> **GIVEN INSTRUCTION**:
Produce an exact transcription of the listing below, omitting the pictures.

(Stored items from a collection)
——
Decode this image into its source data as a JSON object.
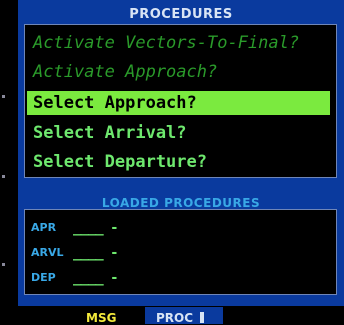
{
  "title": "PROCEDURES",
  "menu": [
    {
      "label": "Activate Vectors-To-Final?",
      "state": "disabled"
    },
    {
      "label": "Activate Approach?",
      "state": "disabled"
    },
    {
      "label": "Select Approach?",
      "state": "selected"
    },
    {
      "label": "Select Arrival?",
      "state": "enabled"
    },
    {
      "label": "Select Departure?",
      "state": "enabled"
    }
  ],
  "loaded": {
    "title": "LOADED PROCEDURES",
    "rows": [
      {
        "label": "APR",
        "value": "____ -"
      },
      {
        "label": "ARVL",
        "value": "____ -"
      },
      {
        "label": "DEP",
        "value": "____ -"
      }
    ]
  },
  "status": {
    "msg": "MSG",
    "proc": "PROC"
  },
  "colors": {
    "panel": "#0a3a9e",
    "selected_bg": "#7bea3f",
    "enabled_text": "#6ee86e",
    "disabled_text": "#2a9a2a",
    "section_title": "#39a8e6",
    "msg": "#f3e93b"
  }
}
——
> **WRITTEN REPLY**:
Decode this image into its source data as a JSON object.
{
  "title": "PROCEDURES",
  "menu": [
    {
      "label": "Activate Vectors-To-Final?",
      "state": "disabled"
    },
    {
      "label": "Activate Approach?",
      "state": "disabled"
    },
    {
      "label": "Select Approach?",
      "state": "selected"
    },
    {
      "label": "Select Arrival?",
      "state": "enabled"
    },
    {
      "label": "Select Departure?",
      "state": "enabled"
    }
  ],
  "loaded": {
    "title": "LOADED PROCEDURES",
    "rows": [
      {
        "label": "APR",
        "value": "____ -"
      },
      {
        "label": "ARVL",
        "value": "____ -"
      },
      {
        "label": "DEP",
        "value": "____ -"
      }
    ]
  },
  "status": {
    "msg": "MSG",
    "proc": "PROC"
  },
  "colors": {
    "panel": "#0a3a9e",
    "selected_bg": "#7bea3f",
    "enabled_text": "#6ee86e",
    "disabled_text": "#2a9a2a",
    "section_title": "#39a8e6",
    "msg": "#f3e93b"
  }
}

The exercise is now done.